What you should do |
Below are records to be output exactly, every one of them.

Material provided |
== == ==

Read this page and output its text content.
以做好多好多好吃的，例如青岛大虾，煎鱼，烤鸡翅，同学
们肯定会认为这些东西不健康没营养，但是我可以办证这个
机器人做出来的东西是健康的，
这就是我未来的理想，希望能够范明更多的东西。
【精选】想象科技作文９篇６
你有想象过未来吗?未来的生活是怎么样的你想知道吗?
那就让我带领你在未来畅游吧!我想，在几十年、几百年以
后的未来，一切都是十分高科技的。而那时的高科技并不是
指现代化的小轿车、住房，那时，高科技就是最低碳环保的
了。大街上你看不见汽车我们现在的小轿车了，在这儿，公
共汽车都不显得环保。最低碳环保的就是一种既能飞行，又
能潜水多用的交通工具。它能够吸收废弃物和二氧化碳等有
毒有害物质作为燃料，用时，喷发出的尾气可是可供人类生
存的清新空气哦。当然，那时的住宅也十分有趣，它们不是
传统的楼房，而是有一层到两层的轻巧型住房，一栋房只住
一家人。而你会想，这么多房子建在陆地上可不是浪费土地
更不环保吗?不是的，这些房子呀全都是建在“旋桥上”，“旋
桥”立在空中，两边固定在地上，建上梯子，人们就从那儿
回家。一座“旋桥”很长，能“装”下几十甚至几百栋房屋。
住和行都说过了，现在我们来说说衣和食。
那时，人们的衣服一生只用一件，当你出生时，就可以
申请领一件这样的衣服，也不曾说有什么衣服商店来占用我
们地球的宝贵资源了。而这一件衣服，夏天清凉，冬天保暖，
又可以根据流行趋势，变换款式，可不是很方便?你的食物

== == ==

Finished answer |
Read this page and output its text content.
以做好多好多好吃的，例如青岛大虾，煎鱼，烤鸡翅，同学
们肯定会认为这些东西不健康没营养，但是我可以办证这个
机器人做出来的东西是健康的，
这就是我未来的理想，希望能够范明更多的东西。
【精选】想象科技作文９篇６
你有想象过未来吗?未来的生活是怎么样的你想知道吗?
那就让我带领你在未来畅游吧!我想，在几十年、几百年以
后的未来，一切都是十分高科技的。而那时的高科技并不是
指现代化的小轿车、住房，那时，高科技就是最低碳环保的
了。大街上你看不见汽车我们现在的小轿车了，在这儿，公
共汽车都不显得环保。最低碳环保的就是一种既能飞行，又
能潜水多用的交通工具。它能够吸收废弃物和二氧化碳等有
毒有害物质作为燃料，用时，喷发出的尾气可是可供人类生
存的清新空气哦。当然，那时的住宅也十分有趣，它们不是
传统的楼房，而是有一层到两层的轻巧型住房，一栋房只住
一家人。而你会想，这么多房子建在陆地上可不是浪费土地
更不环保吗?不是的，这些房子呀全都是建在“旋桥上”，“旋
桥”立在空中，两边固定在地上，建上梯子，人们就从那儿
回家。一座“旋桥”很长，能“装”下几十甚至几百栋房屋。
住和行都说过了，现在我们来说说衣和食。
那时，人们的衣服一生只用一件，当你出生时，就可以
申请领一件这样的衣服，也不曾说有什么衣服商店来占用我
们地球的宝贵资源了。而这一件衣服，夏天清凉，冬天保暖，
又可以根据流行趋势，变换款式，可不是很方便?你的食物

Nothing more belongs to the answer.